* _RECORDS PROVIDED_
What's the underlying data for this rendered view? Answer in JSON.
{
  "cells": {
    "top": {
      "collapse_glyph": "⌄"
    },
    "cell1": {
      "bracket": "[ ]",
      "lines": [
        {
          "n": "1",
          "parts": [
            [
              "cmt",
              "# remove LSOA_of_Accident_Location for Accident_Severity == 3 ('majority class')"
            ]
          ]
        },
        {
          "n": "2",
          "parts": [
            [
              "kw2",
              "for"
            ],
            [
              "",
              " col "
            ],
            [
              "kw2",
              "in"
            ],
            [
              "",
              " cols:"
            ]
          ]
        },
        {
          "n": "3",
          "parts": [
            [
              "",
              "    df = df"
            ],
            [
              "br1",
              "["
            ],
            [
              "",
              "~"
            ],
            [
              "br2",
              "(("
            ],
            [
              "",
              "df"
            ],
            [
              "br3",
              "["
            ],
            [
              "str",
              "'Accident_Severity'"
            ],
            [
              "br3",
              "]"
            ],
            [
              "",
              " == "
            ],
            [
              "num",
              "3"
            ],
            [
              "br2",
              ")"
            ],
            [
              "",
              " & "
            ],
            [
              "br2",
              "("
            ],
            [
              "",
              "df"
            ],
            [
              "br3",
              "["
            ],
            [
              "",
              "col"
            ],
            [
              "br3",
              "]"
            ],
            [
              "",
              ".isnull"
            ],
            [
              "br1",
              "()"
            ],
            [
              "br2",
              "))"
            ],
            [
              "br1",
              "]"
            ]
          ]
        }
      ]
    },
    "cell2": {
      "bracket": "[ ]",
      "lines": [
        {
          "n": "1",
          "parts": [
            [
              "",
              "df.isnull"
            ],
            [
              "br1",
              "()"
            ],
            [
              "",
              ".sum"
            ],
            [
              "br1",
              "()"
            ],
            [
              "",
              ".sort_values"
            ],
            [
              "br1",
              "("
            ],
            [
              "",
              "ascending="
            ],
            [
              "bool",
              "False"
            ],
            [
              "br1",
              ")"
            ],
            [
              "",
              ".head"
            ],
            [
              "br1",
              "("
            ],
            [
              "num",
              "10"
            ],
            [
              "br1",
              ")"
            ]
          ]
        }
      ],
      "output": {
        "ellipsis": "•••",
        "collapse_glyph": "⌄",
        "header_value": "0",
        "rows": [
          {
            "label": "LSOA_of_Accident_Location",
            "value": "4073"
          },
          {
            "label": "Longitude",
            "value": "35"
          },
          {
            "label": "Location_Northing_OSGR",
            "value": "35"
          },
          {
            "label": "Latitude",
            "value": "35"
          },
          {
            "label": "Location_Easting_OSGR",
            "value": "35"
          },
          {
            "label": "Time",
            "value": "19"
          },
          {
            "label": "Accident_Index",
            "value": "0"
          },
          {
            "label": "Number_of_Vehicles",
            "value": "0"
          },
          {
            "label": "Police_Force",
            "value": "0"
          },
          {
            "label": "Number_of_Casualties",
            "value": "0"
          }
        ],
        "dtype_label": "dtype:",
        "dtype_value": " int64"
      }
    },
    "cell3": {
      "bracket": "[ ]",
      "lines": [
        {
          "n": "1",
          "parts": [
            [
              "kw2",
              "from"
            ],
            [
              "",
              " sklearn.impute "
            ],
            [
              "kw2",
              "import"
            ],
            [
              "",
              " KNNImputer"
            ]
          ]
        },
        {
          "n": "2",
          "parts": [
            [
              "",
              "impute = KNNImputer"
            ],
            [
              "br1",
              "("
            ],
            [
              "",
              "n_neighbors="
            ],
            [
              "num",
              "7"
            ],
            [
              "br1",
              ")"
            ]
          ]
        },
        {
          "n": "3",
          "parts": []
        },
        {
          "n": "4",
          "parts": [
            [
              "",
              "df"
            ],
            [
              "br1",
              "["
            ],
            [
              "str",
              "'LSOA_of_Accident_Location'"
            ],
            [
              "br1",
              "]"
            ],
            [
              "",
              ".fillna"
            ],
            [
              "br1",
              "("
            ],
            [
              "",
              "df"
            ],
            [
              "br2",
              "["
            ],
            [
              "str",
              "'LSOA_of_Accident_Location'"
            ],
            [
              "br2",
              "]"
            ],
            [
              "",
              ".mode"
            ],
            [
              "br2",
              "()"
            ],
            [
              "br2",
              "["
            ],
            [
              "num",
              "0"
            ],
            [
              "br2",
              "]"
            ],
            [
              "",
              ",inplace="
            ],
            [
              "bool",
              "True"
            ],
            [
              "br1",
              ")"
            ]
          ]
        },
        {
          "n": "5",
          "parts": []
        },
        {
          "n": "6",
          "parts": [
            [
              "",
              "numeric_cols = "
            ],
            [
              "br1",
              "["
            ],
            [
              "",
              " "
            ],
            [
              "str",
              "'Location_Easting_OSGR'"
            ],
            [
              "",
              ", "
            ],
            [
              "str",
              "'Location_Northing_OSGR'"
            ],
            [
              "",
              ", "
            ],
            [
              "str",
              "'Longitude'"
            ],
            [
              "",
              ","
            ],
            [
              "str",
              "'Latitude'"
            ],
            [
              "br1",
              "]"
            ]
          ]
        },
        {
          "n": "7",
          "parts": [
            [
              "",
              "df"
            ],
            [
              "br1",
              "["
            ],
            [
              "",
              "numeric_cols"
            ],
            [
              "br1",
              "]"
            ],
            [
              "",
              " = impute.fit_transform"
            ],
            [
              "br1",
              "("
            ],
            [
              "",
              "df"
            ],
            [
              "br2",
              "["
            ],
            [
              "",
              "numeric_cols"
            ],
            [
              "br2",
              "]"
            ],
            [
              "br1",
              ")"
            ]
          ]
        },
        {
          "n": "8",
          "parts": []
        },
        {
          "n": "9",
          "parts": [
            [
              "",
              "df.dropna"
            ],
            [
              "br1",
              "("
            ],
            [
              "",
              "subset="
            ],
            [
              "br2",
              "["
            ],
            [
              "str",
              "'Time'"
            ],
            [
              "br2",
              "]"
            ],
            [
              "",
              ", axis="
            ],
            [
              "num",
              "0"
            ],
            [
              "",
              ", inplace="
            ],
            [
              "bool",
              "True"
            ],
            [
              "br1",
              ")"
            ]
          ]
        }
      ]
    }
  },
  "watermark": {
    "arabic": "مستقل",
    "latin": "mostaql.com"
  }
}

* _WHAT YOU SHOULD DO_
Write out all the lines again, exactly as they are.

* _TASK RESULT_
What's the underlying data for this rendered view? Answer in JSON.
{
  "cells": {
    "top": {
      "collapse_glyph": "⌄"
    },
    "cell1": {
      "bracket": "[ ]",
      "lines": [
        {
          "n": "1",
          "parts": [
            [
              "cmt",
              "# remove LSOA_of_Accident_Location for Accident_Severity == 3 ('majority class')"
            ]
          ]
        },
        {
          "n": "2",
          "parts": [
            [
              "kw2",
              "for"
            ],
            [
              "",
              " col "
            ],
            [
              "kw2",
              "in"
            ],
            [
              "",
              " cols:"
            ]
          ]
        },
        {
          "n": "3",
          "parts": [
            [
              "",
              "    df = df"
            ],
            [
              "br1",
              "["
            ],
            [
              "",
              "~"
            ],
            [
              "br2",
              "(("
            ],
            [
              "",
              "df"
            ],
            [
              "br3",
              "["
            ],
            [
              "str",
              "'Accident_Severity'"
            ],
            [
              "br3",
              "]"
            ],
            [
              "",
              " == "
            ],
            [
              "num",
              "3"
            ],
            [
              "br2",
              ")"
            ],
            [
              "",
              " & "
            ],
            [
              "br2",
              "("
            ],
            [
              "",
              "df"
            ],
            [
              "br3",
              "["
            ],
            [
              "",
              "col"
            ],
            [
              "br3",
              "]"
            ],
            [
              "",
              ".isnull"
            ],
            [
              "br1",
              "()"
            ],
            [
              "br2",
              "))"
            ],
            [
              "br1",
              "]"
            ]
          ]
        }
      ]
    },
    "cell2": {
      "bracket": "[ ]",
      "lines": [
        {
          "n": "1",
          "parts": [
            [
              "",
              "df.isnull"
            ],
            [
              "br1",
              "()"
            ],
            [
              "",
              ".sum"
            ],
            [
              "br1",
              "()"
            ],
            [
              "",
              ".sort_values"
            ],
            [
              "br1",
              "("
            ],
            [
              "",
              "ascending="
            ],
            [
              "bool",
              "False"
            ],
            [
              "br1",
              ")"
            ],
            [
              "",
              ".head"
            ],
            [
              "br1",
              "("
            ],
            [
              "num",
              "10"
            ],
            [
              "br1",
              ")"
            ]
          ]
        }
      ],
      "output": {
        "ellipsis": "•••",
        "collapse_glyph": "⌄",
        "header_value": "0",
        "rows": [
          {
            "label": "LSOA_of_Accident_Location",
            "value": "4073"
          },
          {
            "label": "Longitude",
            "value": "35"
          },
          {
            "label": "Location_Northing_OSGR",
            "value": "35"
          },
          {
            "label": "Latitude",
            "value": "35"
          },
          {
            "label": "Location_Easting_OSGR",
            "value": "35"
          },
          {
            "label": "Time",
            "value": "19"
          },
          {
            "label": "Accident_Index",
            "value": "0"
          },
          {
            "label": "Number_of_Vehicles",
            "value": "0"
          },
          {
            "label": "Police_Force",
            "value": "0"
          },
          {
            "label": "Number_of_Casualties",
            "value": "0"
          }
        ],
        "dtype_label": "dtype:",
        "dtype_value": " int64"
      }
    },
    "cell3": {
      "bracket": "[ ]",
      "lines": [
        {
          "n": "1",
          "parts": [
            [
              "kw2",
              "from"
            ],
            [
              "",
              " sklearn.impute "
            ],
            [
              "kw2",
              "import"
            ],
            [
              "",
              " KNNImputer"
            ]
          ]
        },
        {
          "n": "2",
          "parts": [
            [
              "",
              "impute = KNNImputer"
            ],
            [
              "br1",
              "("
            ],
            [
              "",
              "n_neighbors="
            ],
            [
              "num",
              "7"
            ],
            [
              "br1",
              ")"
            ]
          ]
        },
        {
          "n": "3",
          "parts": []
        },
        {
          "n": "4",
          "parts": [
            [
              "",
              "df"
            ],
            [
              "br1",
              "["
            ],
            [
              "str",
              "'LSOA_of_Accident_Location'"
            ],
            [
              "br1",
              "]"
            ],
            [
              "",
              ".fillna"
            ],
            [
              "br1",
              "("
            ],
            [
              "",
              "df"
            ],
            [
              "br2",
              "["
            ],
            [
              "str",
              "'LSOA_of_Accident_Location'"
            ],
            [
              "br2",
              "]"
            ],
            [
              "",
              ".mode"
            ],
            [
              "br2",
              "()"
            ],
            [
              "br2",
              "["
            ],
            [
              "num",
              "0"
            ],
            [
              "br2",
              "]"
            ],
            [
              "",
              ",inplace="
            ],
            [
              "bool",
              "True"
            ],
            [
              "br1",
              ")"
            ]
          ]
        },
        {
          "n": "5",
          "parts": []
        },
        {
          "n": "6",
          "parts": [
            [
              "",
              "numeric_cols = "
            ],
            [
              "br1",
              "["
            ],
            [
              "",
              " "
            ],
            [
              "str",
              "'Location_Easting_OSGR'"
            ],
            [
              "",
              ", "
            ],
            [
              "str",
              "'Location_Northing_OSGR'"
            ],
            [
              "",
              ", "
            ],
            [
              "str",
              "'Longitude'"
            ],
            [
              "",
              ","
            ],
            [
              "str",
              "'Latitude'"
            ],
            [
              "br1",
              "]"
            ]
          ]
        },
        {
          "n": "7",
          "parts": [
            [
              "",
              "df"
            ],
            [
              "br1",
              "["
            ],
            [
              "",
              "numeric_cols"
            ],
            [
              "br1",
              "]"
            ],
            [
              "",
              " = impute.fit_transform"
            ],
            [
              "br1",
              "("
            ],
            [
              "",
              "df"
            ],
            [
              "br2",
              "["
            ],
            [
              "",
              "numeric_cols"
            ],
            [
              "br2",
              "]"
            ],
            [
              "br1",
              ")"
            ]
          ]
        },
        {
          "n": "8",
          "parts": []
        },
        {
          "n": "9",
          "parts": [
            [
              "",
              "df.dropna"
            ],
            [
              "br1",
              "("
            ],
            [
              "",
              "subset="
            ],
            [
              "br2",
              "["
            ],
            [
              "str",
              "'Time'"
            ],
            [
              "br2",
              "]"
            ],
            [
              "",
              ", axis="
            ],
            [
              "num",
              "0"
            ],
            [
              "",
              ", inplace="
            ],
            [
              "bool",
              "True"
            ],
            [
              "br1",
              ")"
            ]
          ]
        }
      ]
    }
  },
  "watermark": {
    "arabic": "مستقل",
    "latin": "mostaql.com"
  }
}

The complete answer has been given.